Scan the data below and pick out the lines containing the word "this".

# Recorded information
##############################
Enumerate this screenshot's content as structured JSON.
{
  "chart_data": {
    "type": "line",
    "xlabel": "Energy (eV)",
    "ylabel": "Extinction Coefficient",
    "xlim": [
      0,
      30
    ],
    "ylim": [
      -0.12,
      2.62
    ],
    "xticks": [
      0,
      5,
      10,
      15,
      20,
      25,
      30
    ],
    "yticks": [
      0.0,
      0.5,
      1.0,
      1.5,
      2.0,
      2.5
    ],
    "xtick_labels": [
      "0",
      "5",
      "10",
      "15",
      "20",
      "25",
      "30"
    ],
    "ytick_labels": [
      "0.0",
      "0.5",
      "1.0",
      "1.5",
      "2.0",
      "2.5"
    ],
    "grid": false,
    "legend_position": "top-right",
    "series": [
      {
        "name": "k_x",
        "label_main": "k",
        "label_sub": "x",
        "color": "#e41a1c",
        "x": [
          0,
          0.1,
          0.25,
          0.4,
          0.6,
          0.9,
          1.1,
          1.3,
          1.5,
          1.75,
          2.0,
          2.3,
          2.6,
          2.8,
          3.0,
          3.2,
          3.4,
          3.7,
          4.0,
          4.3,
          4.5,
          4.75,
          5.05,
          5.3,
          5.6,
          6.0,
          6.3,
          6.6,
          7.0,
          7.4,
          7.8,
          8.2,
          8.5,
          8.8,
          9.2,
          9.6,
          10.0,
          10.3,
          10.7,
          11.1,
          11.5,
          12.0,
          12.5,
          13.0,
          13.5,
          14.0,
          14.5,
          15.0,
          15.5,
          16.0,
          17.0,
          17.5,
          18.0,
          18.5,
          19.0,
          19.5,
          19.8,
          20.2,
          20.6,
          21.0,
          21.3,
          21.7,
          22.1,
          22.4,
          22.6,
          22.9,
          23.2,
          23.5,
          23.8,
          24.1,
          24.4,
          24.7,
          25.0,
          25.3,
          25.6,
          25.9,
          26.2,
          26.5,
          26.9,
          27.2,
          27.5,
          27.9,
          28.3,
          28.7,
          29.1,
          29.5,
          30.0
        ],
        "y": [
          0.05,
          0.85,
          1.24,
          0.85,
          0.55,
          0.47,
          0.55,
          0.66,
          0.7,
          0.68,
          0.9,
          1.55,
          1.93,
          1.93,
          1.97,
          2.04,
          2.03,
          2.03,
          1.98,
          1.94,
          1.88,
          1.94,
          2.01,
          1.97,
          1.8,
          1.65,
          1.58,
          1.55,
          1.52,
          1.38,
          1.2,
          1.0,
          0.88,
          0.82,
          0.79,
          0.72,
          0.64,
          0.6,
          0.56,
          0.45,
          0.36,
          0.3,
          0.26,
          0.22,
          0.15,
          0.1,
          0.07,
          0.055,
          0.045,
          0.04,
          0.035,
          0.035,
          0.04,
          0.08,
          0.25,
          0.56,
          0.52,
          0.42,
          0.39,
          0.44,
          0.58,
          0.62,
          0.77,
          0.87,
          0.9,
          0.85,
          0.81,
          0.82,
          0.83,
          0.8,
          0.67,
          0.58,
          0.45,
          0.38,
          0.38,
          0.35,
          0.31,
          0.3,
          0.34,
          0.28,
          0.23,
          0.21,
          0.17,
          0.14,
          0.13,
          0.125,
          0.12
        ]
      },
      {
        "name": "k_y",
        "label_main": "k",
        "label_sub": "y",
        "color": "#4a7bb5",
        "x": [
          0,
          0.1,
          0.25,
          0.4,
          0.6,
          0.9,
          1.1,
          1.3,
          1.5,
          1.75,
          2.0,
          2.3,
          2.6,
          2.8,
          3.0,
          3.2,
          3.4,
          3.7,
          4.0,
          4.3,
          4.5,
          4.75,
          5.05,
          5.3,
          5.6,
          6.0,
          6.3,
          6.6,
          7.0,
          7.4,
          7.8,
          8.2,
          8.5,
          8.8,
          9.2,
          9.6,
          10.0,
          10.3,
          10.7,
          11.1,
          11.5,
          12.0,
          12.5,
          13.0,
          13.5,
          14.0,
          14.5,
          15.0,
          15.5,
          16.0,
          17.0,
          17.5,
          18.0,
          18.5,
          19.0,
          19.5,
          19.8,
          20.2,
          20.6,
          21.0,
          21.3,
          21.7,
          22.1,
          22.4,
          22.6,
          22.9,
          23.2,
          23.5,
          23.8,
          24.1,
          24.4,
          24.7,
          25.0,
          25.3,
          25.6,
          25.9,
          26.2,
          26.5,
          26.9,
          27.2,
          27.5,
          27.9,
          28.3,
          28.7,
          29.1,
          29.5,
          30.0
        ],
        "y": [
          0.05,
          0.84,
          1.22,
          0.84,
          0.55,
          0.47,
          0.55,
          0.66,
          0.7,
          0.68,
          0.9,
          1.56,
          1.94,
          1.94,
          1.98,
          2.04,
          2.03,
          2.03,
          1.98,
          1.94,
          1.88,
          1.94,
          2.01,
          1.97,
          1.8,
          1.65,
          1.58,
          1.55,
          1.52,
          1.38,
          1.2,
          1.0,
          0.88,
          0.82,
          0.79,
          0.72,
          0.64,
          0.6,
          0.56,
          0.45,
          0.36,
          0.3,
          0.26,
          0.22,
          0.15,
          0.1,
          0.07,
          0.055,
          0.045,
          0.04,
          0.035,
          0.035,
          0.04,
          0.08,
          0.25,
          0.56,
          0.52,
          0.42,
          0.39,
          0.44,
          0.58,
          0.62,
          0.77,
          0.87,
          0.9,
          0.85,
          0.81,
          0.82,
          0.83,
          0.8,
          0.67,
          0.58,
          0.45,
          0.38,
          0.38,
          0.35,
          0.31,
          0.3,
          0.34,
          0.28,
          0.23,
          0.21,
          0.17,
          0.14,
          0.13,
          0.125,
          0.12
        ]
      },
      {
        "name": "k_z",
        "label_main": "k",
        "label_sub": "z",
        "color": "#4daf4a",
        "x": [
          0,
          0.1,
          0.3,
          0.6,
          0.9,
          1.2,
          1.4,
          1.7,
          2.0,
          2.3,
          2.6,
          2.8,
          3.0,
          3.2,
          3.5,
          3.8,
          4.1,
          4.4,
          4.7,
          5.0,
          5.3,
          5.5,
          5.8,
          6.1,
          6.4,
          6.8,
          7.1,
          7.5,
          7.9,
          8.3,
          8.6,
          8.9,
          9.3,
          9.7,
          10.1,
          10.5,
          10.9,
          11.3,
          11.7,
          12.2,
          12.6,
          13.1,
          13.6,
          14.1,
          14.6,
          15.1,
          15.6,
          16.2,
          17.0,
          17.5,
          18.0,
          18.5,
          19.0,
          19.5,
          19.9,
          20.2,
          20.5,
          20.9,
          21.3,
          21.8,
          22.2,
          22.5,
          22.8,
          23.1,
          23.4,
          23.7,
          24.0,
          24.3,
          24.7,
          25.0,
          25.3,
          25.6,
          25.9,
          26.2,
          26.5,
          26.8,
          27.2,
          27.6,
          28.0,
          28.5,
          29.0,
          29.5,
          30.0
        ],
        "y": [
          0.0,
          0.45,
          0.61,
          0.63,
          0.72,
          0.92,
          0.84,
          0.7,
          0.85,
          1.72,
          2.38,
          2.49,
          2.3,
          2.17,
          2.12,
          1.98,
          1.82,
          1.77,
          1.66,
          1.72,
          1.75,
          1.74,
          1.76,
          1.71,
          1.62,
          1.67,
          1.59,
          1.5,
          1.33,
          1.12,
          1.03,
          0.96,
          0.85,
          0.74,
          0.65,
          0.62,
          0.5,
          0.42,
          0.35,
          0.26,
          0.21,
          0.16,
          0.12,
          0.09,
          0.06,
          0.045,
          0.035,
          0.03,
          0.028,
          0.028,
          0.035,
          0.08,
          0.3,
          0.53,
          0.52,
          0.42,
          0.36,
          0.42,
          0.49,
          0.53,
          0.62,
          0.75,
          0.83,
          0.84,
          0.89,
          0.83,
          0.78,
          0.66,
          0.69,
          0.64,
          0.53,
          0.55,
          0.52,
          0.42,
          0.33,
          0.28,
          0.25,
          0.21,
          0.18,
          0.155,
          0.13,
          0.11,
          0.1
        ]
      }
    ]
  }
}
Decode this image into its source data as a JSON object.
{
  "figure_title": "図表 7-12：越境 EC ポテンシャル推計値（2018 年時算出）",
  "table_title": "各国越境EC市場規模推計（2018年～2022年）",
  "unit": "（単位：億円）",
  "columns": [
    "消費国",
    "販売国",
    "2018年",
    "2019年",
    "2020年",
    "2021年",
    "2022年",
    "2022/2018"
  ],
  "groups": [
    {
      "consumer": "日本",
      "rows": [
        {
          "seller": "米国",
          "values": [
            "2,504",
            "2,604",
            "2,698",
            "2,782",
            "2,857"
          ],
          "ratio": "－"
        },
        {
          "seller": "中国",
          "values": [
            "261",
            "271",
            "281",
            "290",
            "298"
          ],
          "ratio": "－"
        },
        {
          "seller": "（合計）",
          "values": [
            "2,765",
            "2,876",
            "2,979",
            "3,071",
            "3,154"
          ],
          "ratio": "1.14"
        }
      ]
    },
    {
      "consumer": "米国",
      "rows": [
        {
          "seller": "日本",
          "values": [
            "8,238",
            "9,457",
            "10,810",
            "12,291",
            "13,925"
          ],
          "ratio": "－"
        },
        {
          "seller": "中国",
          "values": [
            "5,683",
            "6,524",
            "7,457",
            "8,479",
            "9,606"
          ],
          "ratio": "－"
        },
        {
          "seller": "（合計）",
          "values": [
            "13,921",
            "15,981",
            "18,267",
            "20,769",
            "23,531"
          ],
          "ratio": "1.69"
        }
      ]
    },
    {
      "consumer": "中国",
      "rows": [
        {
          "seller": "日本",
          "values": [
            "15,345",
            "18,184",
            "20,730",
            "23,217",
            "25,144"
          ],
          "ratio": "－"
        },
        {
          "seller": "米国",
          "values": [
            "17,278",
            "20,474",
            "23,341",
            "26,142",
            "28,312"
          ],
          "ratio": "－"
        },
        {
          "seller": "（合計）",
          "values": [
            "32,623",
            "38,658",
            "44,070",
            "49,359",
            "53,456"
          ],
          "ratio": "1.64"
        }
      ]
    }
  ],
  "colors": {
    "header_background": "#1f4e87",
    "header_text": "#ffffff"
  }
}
##############################
# Answer to the task
Enumerate this screenshot's content as structured JSON.
Decode this image into its source data as a JSON object.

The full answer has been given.